_GOAL_
Write out the entries below once more, exactly, with the pictures left out.

_DATA EXCERPTS_

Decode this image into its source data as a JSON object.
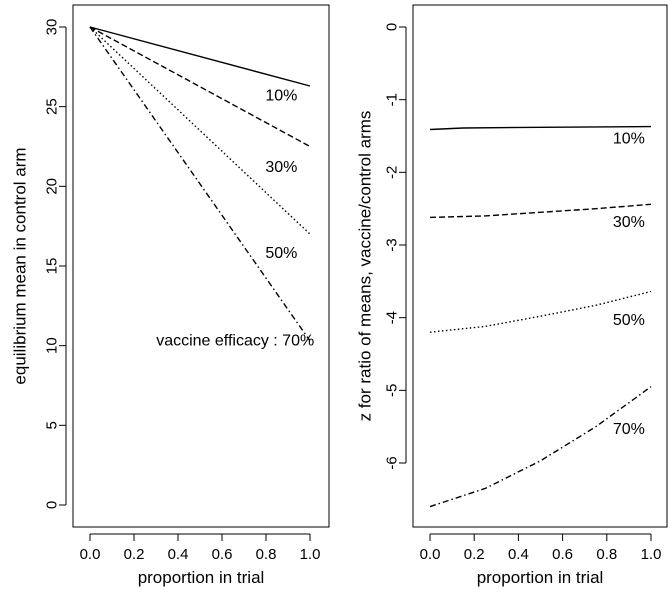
{
  "chart_data": [
    {
      "type": "line",
      "xlabel": "proportion in trial",
      "ylabel": "equilibrium mean in control arm",
      "xlim": [
        0,
        1
      ],
      "ylim": [
        0,
        30
      ],
      "xticks": [
        "0.0",
        "0.2",
        "0.4",
        "0.6",
        "0.8",
        "1.0"
      ],
      "yticks": [
        "0",
        "5",
        "10",
        "15",
        "20",
        "25",
        "30"
      ],
      "series": [
        {
          "name": "10%",
          "x": [
            0,
            1
          ],
          "y": [
            30,
            26.3
          ],
          "dash": "solid"
        },
        {
          "name": "30%",
          "x": [
            0,
            1
          ],
          "y": [
            30,
            22.5
          ],
          "dash": "dashed"
        },
        {
          "name": "50%",
          "x": [
            0,
            1
          ],
          "y": [
            30,
            17.0
          ],
          "dash": "dotted"
        },
        {
          "name": "vaccine efficacy : 70%",
          "x": [
            0,
            1
          ],
          "y": [
            30,
            10.3
          ],
          "dash": "dotdash"
        }
      ],
      "labels": [
        {
          "text": "10%",
          "x": 0.87,
          "y": 25.4
        },
        {
          "text": "30%",
          "x": 0.87,
          "y": 20.9
        },
        {
          "text": "50%",
          "x": 0.87,
          "y": 15.5
        },
        {
          "text": "vaccine efficacy : 70%",
          "x": 0.66,
          "y": 10.0
        }
      ]
    },
    {
      "type": "line",
      "xlabel": "proportion in trial",
      "ylabel": "z for ratio of means, vaccine/control arms",
      "xlim": [
        0,
        1
      ],
      "ylim": [
        -6.5,
        0
      ],
      "xticks": [
        "0.0",
        "0.2",
        "0.4",
        "0.6",
        "0.8",
        "1.0"
      ],
      "yticks": [
        "0",
        "-1",
        "-2",
        "-3",
        "-4",
        "-5",
        "-6"
      ],
      "series": [
        {
          "name": "10%",
          "x": [
            0,
            0.15,
            0.5,
            1
          ],
          "y": [
            -1.41,
            -1.39,
            -1.38,
            -1.37
          ],
          "dash": "solid"
        },
        {
          "name": "30%",
          "x": [
            0,
            0.25,
            0.5,
            0.75,
            1
          ],
          "y": [
            -2.62,
            -2.6,
            -2.55,
            -2.5,
            -2.44
          ],
          "dash": "dashed"
        },
        {
          "name": "50%",
          "x": [
            0,
            0.25,
            0.5,
            0.75,
            1
          ],
          "y": [
            -4.2,
            -4.12,
            -3.98,
            -3.83,
            -3.64
          ],
          "dash": "dotted"
        },
        {
          "name": "70%",
          "x": [
            0,
            0.25,
            0.5,
            0.75,
            1
          ],
          "y": [
            -6.6,
            -6.35,
            -5.97,
            -5.5,
            -4.95
          ],
          "dash": "dotdash"
        }
      ],
      "labels": [
        {
          "text": "10%",
          "x": 0.9,
          "y": -1.6
        },
        {
          "text": "30%",
          "x": 0.9,
          "y": -2.75
        },
        {
          "text": "50%",
          "x": 0.9,
          "y": -4.1
        },
        {
          "text": "70%",
          "x": 0.9,
          "y": -5.6
        }
      ]
    }
  ]
}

_WRITTEN ANSWER_
Decode this image into its source data as a JSON object.
{
  "chart_data": [
    {
      "type": "line",
      "xlabel": "proportion in trial",
      "ylabel": "equilibrium mean in control arm",
      "xlim": [
        0,
        1
      ],
      "ylim": [
        0,
        30
      ],
      "xticks": [
        "0.0",
        "0.2",
        "0.4",
        "0.6",
        "0.8",
        "1.0"
      ],
      "yticks": [
        "0",
        "5",
        "10",
        "15",
        "20",
        "25",
        "30"
      ],
      "series": [
        {
          "name": "10%",
          "x": [
            0,
            1
          ],
          "y": [
            30,
            26.3
          ],
          "dash": "solid"
        },
        {
          "name": "30%",
          "x": [
            0,
            1
          ],
          "y": [
            30,
            22.5
          ],
          "dash": "dashed"
        },
        {
          "name": "50%",
          "x": [
            0,
            1
          ],
          "y": [
            30,
            17.0
          ],
          "dash": "dotted"
        },
        {
          "name": "vaccine efficacy : 70%",
          "x": [
            0,
            1
          ],
          "y": [
            30,
            10.3
          ],
          "dash": "dotdash"
        }
      ],
      "labels": [
        {
          "text": "10%",
          "x": 0.87,
          "y": 25.4
        },
        {
          "text": "30%",
          "x": 0.87,
          "y": 20.9
        },
        {
          "text": "50%",
          "x": 0.87,
          "y": 15.5
        },
        {
          "text": "vaccine efficacy : 70%",
          "x": 0.66,
          "y": 10.0
        }
      ]
    },
    {
      "type": "line",
      "xlabel": "proportion in trial",
      "ylabel": "z for ratio of means, vaccine/control arms",
      "xlim": [
        0,
        1
      ],
      "ylim": [
        -6.5,
        0
      ],
      "xticks": [
        "0.0",
        "0.2",
        "0.4",
        "0.6",
        "0.8",
        "1.0"
      ],
      "yticks": [
        "0",
        "-1",
        "-2",
        "-3",
        "-4",
        "-5",
        "-6"
      ],
      "series": [
        {
          "name": "10%",
          "x": [
            0,
            0.15,
            0.5,
            1
          ],
          "y": [
            -1.41,
            -1.39,
            -1.38,
            -1.37
          ],
          "dash": "solid"
        },
        {
          "name": "30%",
          "x": [
            0,
            0.25,
            0.5,
            0.75,
            1
          ],
          "y": [
            -2.62,
            -2.6,
            -2.55,
            -2.5,
            -2.44
          ],
          "dash": "dashed"
        },
        {
          "name": "50%",
          "x": [
            0,
            0.25,
            0.5,
            0.75,
            1
          ],
          "y": [
            -4.2,
            -4.12,
            -3.98,
            -3.83,
            -3.64
          ],
          "dash": "dotted"
        },
        {
          "name": "70%",
          "x": [
            0,
            0.25,
            0.5,
            0.75,
            1
          ],
          "y": [
            -6.6,
            -6.35,
            -5.97,
            -5.5,
            -4.95
          ],
          "dash": "dotdash"
        }
      ],
      "labels": [
        {
          "text": "10%",
          "x": 0.9,
          "y": -1.6
        },
        {
          "text": "30%",
          "x": 0.9,
          "y": -2.75
        },
        {
          "text": "50%",
          "x": 0.9,
          "y": -4.1
        },
        {
          "text": "70%",
          "x": 0.9,
          "y": -5.6
        }
      ]
    }
  ]
}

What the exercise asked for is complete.